Records from a data collection
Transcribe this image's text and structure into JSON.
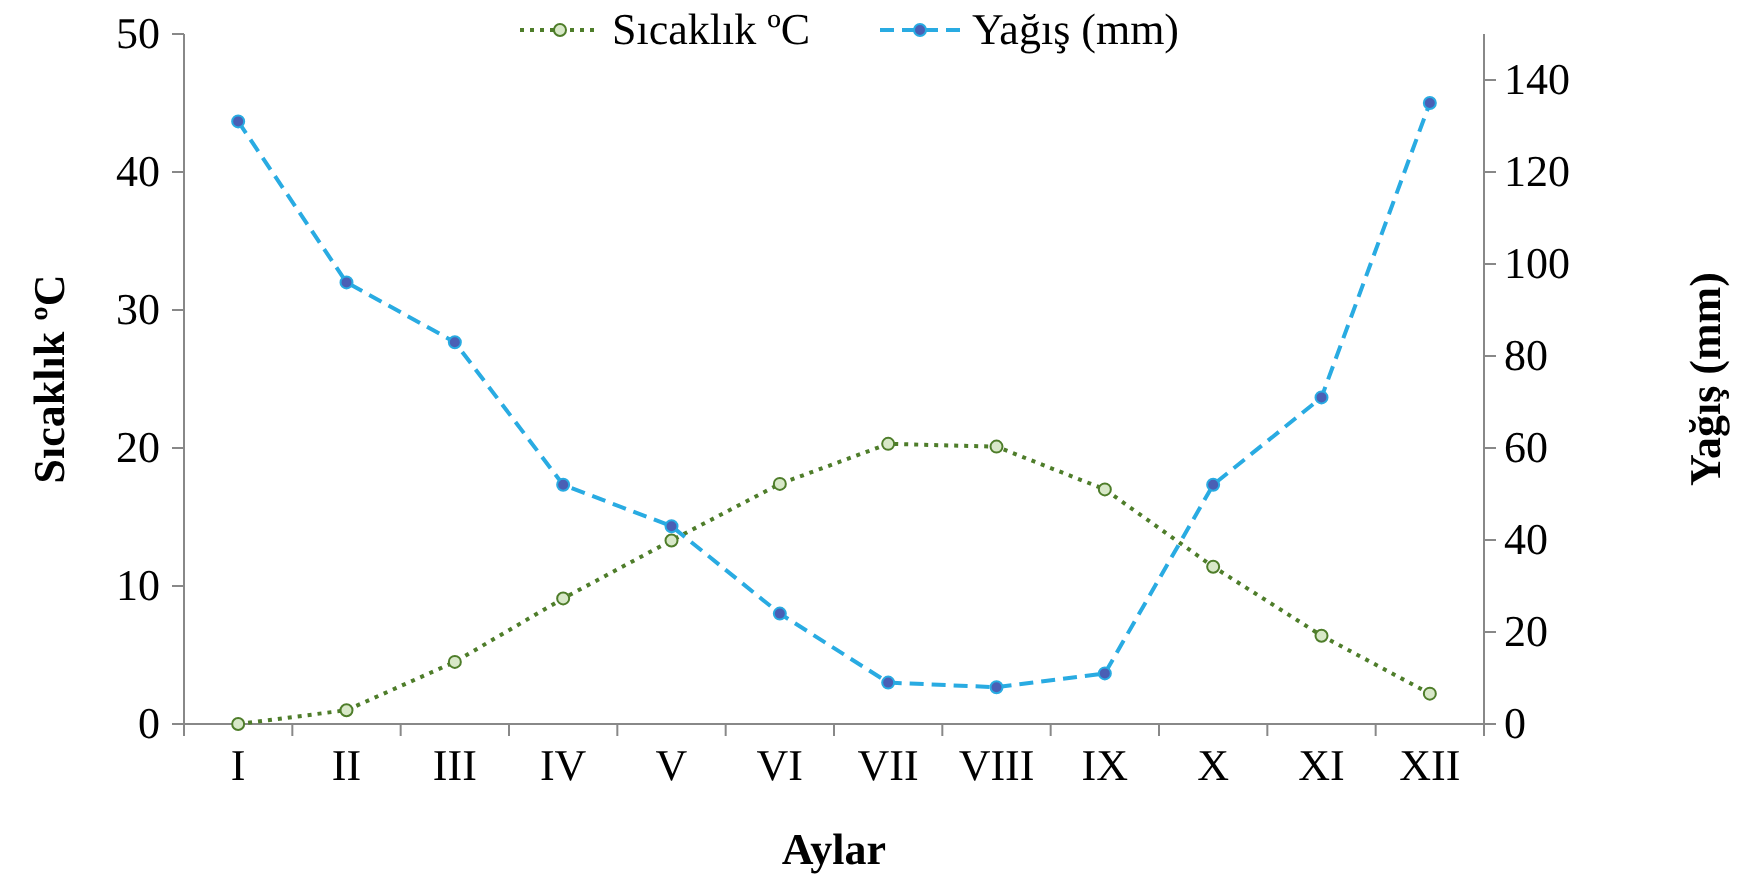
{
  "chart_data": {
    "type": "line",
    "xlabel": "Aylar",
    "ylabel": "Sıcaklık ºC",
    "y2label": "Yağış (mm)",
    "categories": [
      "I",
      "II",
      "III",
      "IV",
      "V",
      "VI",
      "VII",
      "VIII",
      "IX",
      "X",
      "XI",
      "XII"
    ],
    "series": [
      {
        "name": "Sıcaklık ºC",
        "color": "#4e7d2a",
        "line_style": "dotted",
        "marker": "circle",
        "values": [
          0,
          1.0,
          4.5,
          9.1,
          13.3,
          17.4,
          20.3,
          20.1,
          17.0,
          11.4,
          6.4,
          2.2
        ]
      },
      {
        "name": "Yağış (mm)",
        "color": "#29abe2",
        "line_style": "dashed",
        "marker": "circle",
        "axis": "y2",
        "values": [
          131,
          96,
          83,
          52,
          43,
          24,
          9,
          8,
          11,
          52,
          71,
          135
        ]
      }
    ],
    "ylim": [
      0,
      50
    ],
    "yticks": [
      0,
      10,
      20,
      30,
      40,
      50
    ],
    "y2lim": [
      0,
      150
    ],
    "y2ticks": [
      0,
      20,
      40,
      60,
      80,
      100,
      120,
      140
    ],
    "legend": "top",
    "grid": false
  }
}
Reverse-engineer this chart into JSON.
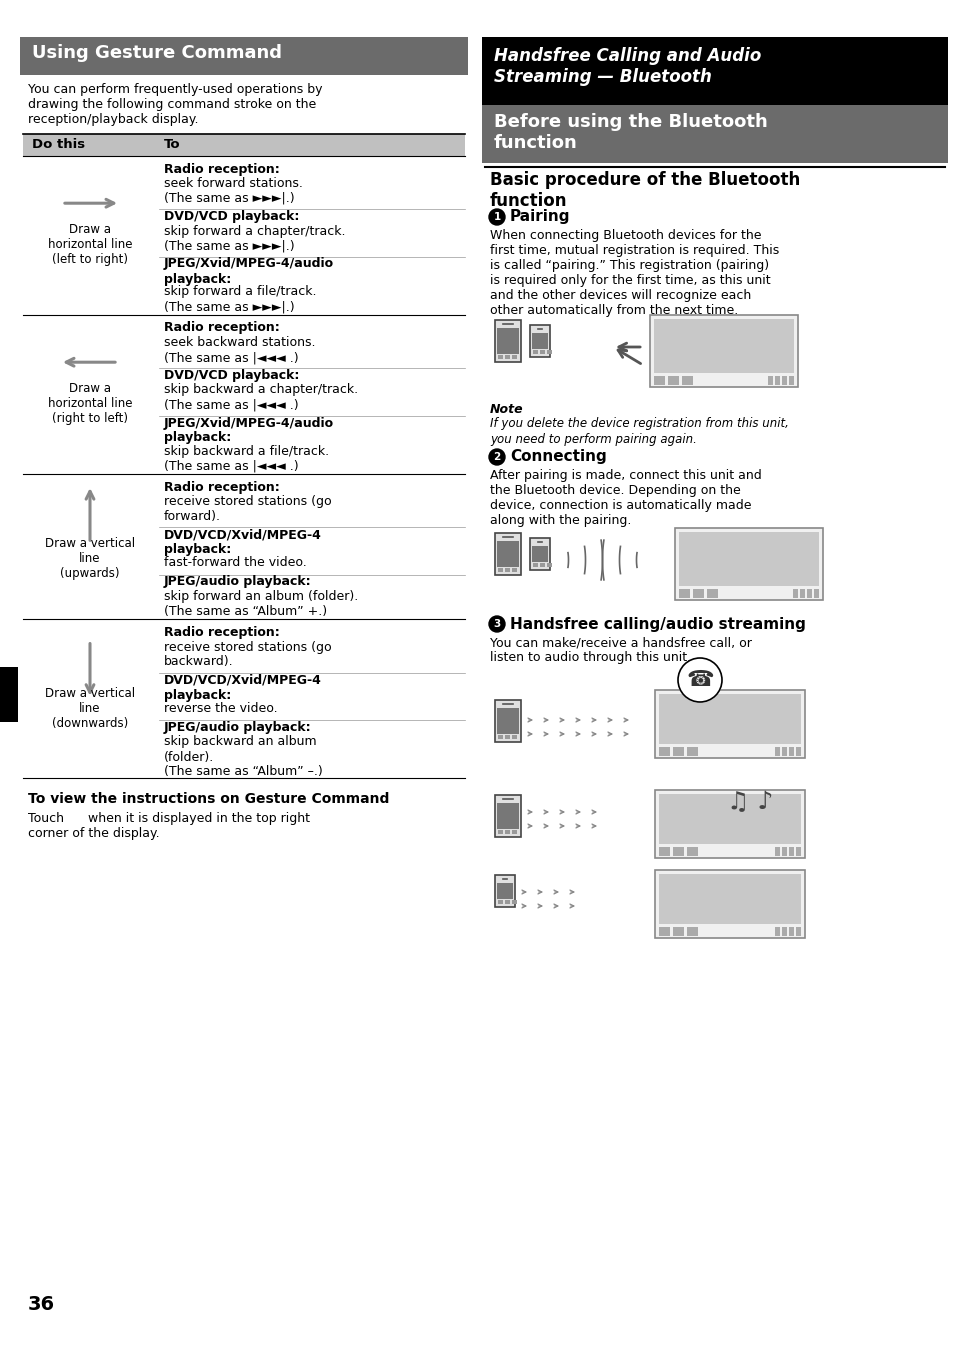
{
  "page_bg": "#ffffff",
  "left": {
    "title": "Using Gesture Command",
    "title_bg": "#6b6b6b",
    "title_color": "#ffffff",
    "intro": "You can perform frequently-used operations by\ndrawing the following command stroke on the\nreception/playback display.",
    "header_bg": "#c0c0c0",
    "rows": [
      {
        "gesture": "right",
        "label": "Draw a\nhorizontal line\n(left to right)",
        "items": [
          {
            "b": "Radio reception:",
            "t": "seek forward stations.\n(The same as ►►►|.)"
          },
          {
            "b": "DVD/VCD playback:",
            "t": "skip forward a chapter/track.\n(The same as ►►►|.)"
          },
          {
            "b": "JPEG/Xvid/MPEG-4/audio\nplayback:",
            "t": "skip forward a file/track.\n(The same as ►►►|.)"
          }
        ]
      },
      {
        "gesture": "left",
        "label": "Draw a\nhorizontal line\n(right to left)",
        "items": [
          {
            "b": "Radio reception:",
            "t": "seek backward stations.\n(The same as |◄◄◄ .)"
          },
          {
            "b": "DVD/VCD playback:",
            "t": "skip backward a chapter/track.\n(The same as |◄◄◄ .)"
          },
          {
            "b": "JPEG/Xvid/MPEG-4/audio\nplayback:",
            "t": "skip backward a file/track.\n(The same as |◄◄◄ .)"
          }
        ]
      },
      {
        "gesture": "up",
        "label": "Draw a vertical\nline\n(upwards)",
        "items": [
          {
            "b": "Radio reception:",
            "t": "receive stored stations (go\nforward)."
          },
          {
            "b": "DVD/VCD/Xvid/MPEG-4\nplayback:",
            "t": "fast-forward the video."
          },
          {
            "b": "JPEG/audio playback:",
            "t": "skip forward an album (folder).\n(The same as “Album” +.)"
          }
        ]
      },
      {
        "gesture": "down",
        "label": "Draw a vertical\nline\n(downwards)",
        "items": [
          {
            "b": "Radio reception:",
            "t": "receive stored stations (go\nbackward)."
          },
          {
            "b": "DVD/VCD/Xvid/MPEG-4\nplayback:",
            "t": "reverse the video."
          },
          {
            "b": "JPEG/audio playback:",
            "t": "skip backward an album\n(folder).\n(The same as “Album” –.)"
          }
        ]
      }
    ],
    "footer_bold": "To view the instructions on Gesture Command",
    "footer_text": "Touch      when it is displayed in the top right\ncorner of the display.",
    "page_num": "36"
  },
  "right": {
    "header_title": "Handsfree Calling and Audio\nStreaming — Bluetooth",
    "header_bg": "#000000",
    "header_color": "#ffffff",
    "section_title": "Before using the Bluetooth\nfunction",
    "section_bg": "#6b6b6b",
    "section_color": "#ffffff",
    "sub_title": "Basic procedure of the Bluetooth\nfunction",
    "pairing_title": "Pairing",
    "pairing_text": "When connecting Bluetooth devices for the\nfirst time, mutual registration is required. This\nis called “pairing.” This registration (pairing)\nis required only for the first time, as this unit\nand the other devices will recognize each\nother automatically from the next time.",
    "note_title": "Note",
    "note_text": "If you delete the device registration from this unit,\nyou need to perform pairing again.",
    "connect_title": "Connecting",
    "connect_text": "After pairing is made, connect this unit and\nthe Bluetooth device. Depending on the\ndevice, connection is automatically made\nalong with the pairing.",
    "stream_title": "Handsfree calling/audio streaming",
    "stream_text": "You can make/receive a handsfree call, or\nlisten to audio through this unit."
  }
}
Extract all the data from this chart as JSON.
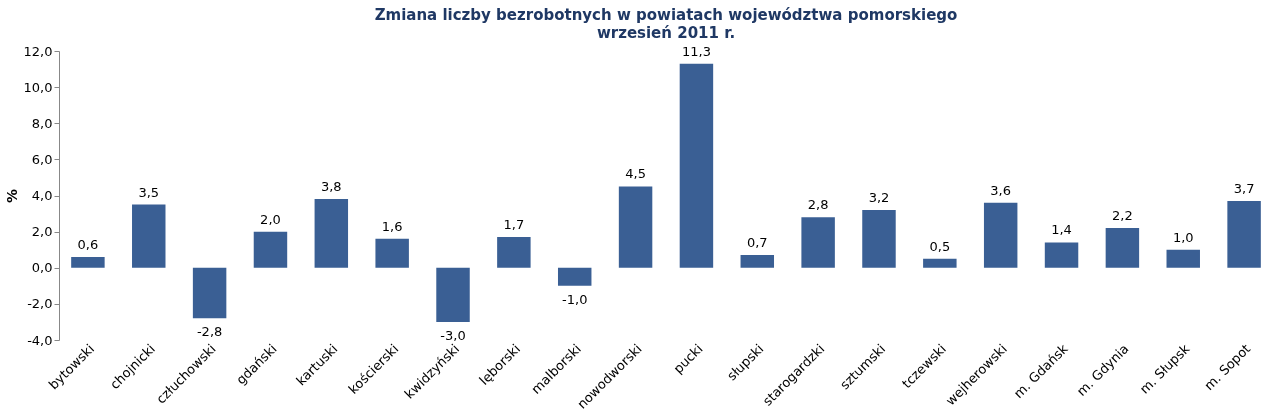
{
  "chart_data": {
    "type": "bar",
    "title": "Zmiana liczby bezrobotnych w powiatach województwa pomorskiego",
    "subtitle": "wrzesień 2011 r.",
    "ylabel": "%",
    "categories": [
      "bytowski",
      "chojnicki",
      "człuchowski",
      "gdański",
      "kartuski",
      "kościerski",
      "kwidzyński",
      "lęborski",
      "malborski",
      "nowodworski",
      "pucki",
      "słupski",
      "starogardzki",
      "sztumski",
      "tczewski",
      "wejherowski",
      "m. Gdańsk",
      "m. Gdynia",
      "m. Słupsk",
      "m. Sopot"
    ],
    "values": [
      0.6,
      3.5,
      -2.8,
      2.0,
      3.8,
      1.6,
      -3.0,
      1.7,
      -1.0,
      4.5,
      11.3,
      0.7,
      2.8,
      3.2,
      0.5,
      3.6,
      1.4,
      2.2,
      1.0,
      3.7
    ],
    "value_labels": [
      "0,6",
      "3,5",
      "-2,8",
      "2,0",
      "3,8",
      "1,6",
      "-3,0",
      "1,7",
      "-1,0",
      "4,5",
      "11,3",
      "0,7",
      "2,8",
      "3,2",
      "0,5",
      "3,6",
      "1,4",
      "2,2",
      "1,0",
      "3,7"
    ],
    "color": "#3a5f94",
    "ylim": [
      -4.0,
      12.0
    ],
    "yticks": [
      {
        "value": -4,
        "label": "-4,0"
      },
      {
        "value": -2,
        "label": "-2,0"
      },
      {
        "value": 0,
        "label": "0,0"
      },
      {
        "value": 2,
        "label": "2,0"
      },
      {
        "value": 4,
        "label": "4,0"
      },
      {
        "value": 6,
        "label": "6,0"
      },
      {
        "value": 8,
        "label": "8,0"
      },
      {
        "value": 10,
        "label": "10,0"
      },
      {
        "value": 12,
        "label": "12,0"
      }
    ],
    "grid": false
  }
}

WRITTEN EXERCISE » Count the lines of these entries that hold the string "automatically", and give only that number.

REPLY TO THE EXERCISE » 2